*EXERCISE*. Tally the lines with the word "statewide" and report the number alone.

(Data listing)
——————————
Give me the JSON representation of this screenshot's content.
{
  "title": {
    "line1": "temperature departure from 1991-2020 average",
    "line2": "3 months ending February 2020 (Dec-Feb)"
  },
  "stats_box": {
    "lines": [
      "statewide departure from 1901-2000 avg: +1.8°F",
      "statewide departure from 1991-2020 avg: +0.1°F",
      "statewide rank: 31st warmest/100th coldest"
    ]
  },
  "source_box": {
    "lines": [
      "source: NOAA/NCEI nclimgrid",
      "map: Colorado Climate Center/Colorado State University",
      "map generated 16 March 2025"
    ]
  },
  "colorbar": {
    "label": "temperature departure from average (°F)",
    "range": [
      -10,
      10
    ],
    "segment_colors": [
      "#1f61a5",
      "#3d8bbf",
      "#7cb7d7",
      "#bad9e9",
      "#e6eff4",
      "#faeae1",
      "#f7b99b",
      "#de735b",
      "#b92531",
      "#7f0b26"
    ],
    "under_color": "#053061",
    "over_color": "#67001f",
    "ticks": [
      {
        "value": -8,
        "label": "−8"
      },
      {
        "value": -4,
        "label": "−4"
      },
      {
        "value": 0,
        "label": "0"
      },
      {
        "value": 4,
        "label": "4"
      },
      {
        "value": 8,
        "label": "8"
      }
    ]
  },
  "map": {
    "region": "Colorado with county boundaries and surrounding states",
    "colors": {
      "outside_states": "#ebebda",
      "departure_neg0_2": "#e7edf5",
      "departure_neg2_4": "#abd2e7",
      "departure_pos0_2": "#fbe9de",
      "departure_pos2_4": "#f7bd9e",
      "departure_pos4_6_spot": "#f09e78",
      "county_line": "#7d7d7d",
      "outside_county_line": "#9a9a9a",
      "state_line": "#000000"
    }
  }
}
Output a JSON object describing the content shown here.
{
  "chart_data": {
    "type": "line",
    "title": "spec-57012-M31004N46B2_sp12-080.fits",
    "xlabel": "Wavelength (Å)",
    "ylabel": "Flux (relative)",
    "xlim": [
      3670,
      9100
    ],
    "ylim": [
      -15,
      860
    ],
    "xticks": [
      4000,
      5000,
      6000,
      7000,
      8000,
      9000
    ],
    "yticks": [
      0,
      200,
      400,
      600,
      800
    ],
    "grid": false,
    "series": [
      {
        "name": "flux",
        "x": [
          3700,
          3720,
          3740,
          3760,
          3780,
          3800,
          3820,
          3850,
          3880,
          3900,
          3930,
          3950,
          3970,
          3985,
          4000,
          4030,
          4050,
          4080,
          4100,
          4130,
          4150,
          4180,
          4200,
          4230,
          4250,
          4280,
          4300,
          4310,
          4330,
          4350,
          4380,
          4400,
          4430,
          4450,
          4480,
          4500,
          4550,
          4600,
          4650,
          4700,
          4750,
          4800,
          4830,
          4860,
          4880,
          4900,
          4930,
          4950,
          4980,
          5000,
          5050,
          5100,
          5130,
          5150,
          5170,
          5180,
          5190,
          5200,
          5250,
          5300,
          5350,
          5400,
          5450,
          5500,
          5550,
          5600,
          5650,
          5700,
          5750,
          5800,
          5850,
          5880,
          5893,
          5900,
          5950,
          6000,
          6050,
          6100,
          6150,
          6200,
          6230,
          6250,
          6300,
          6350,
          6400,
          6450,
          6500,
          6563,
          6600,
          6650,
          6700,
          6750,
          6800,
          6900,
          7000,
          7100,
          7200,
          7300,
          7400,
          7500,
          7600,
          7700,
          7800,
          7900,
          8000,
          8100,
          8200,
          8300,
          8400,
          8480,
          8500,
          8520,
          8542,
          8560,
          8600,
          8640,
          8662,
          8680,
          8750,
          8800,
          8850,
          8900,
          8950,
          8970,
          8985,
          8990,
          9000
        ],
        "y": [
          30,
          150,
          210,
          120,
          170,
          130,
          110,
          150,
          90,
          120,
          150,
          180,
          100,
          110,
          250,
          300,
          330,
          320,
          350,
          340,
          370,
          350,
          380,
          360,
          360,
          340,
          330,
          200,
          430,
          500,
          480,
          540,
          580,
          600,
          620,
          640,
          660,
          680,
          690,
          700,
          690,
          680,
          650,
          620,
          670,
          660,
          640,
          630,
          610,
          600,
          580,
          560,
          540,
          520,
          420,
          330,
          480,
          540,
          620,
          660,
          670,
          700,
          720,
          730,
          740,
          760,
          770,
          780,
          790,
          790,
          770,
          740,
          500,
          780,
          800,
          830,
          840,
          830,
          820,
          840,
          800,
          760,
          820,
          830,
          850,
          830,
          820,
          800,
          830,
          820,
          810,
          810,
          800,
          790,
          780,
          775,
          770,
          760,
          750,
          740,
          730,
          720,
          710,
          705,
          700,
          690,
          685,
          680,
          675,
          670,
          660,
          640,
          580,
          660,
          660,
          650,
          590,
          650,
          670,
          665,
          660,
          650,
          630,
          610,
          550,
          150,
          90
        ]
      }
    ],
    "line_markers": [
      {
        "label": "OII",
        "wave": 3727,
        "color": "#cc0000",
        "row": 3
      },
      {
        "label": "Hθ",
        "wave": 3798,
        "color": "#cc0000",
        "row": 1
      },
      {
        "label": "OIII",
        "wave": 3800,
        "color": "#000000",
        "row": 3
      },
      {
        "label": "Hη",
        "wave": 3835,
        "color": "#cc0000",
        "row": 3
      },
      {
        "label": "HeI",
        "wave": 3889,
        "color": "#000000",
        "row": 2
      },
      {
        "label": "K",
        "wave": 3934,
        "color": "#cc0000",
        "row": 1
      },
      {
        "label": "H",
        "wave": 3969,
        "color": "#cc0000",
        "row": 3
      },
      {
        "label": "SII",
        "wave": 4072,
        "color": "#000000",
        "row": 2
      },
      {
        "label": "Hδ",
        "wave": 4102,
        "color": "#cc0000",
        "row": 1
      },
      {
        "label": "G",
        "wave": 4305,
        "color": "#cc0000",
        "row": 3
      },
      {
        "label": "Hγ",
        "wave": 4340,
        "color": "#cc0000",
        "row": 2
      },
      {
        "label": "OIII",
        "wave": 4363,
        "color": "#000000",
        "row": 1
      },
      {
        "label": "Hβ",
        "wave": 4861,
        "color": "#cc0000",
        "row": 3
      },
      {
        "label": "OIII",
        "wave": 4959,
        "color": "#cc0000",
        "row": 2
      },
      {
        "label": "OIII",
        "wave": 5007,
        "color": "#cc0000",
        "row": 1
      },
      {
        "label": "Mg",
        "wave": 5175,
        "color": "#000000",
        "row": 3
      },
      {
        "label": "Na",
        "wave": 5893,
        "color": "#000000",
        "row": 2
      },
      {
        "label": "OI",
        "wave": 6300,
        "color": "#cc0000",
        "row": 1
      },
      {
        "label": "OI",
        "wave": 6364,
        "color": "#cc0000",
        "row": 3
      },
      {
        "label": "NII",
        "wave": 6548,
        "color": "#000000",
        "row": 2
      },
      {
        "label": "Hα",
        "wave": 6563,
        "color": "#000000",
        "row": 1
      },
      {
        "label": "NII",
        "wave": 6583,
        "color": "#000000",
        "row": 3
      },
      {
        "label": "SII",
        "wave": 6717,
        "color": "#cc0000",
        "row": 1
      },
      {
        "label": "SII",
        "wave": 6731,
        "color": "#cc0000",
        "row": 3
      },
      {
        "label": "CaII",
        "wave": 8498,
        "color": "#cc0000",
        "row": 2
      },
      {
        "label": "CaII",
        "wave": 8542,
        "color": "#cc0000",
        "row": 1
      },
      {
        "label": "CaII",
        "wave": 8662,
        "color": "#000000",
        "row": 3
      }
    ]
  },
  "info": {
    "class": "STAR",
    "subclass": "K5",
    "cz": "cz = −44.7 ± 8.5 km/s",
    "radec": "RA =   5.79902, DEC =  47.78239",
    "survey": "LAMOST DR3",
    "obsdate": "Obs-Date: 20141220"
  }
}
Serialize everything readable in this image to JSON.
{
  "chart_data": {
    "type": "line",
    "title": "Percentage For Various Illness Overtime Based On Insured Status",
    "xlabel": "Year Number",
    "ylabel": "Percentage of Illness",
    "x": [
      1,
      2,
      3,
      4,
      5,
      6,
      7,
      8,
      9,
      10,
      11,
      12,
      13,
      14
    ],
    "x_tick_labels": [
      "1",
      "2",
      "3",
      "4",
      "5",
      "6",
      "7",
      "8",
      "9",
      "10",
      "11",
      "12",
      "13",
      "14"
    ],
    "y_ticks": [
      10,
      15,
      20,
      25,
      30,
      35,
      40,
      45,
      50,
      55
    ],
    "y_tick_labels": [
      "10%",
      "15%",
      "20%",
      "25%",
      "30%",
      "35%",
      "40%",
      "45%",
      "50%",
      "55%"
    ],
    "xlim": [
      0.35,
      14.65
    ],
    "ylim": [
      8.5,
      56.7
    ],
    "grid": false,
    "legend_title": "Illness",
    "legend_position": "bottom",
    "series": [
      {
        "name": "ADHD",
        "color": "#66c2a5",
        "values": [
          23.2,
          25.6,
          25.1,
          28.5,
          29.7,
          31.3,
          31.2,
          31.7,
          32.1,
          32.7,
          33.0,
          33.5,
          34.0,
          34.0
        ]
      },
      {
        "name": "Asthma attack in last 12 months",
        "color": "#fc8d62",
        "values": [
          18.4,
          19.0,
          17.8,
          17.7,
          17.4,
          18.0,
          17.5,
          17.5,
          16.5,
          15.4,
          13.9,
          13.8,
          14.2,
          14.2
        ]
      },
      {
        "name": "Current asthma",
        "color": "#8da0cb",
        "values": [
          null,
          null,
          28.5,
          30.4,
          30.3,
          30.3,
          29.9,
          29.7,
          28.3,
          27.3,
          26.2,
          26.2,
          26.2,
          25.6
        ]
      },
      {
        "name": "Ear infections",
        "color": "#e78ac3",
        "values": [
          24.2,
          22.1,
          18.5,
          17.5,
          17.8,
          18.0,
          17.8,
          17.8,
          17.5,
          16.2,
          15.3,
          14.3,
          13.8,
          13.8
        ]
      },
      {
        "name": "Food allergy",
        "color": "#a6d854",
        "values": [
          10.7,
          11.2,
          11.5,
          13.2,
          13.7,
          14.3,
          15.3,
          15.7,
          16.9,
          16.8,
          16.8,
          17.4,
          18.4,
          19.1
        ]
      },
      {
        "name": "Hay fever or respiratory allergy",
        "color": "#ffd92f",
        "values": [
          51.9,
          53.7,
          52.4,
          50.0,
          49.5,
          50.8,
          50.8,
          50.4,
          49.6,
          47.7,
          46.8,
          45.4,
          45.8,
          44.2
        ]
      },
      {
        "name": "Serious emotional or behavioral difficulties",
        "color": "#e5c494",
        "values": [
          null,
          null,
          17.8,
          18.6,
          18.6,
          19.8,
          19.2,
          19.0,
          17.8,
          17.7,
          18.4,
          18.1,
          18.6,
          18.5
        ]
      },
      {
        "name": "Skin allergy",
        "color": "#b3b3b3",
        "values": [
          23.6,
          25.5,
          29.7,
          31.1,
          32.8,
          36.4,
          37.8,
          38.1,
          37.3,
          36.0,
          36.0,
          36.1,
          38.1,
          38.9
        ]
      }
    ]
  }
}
——————————
*RESULT*. 3